THE REQUEST
Below are some records. Count the lines with "mustard" in them and give nothing but the total.
-- START RAW RECORDS --
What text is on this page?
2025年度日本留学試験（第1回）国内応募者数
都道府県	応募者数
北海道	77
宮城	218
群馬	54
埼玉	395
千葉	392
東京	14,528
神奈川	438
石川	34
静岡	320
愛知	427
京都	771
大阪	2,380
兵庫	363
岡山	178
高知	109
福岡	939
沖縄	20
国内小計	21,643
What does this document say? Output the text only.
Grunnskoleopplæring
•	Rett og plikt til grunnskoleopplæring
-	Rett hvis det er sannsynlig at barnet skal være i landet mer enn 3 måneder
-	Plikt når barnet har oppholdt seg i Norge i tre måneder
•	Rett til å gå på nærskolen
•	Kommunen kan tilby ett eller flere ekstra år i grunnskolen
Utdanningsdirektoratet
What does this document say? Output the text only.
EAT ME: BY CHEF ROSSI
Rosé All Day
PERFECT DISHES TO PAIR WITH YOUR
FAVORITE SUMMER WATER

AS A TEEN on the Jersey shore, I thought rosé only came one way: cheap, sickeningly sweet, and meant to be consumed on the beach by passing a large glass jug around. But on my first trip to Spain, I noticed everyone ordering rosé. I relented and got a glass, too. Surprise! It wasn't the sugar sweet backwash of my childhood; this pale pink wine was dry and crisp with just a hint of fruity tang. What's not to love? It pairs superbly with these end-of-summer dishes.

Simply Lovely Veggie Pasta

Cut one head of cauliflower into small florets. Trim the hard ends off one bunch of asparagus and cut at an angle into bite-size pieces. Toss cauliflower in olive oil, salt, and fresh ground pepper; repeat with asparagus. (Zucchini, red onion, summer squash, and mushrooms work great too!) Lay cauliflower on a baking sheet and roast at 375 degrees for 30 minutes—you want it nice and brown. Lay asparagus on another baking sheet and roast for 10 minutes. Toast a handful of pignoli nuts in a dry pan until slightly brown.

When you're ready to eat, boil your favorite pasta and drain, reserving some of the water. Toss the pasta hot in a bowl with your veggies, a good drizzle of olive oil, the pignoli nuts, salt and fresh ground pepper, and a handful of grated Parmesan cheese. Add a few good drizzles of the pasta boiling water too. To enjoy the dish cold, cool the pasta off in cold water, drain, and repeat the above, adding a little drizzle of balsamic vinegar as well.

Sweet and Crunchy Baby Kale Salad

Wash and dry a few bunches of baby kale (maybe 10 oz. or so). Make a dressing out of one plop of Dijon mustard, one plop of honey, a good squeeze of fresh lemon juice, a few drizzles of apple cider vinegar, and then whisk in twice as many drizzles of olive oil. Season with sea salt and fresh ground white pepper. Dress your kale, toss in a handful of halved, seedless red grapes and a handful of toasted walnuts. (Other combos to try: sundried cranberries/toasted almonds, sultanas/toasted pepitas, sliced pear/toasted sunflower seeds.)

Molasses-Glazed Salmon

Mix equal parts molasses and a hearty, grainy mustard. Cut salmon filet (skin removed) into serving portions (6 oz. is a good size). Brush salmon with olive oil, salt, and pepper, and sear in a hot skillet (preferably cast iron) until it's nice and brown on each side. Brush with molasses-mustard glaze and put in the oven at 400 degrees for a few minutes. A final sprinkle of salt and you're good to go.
-- END RAW RECORDS --
TASK SOLUTION
2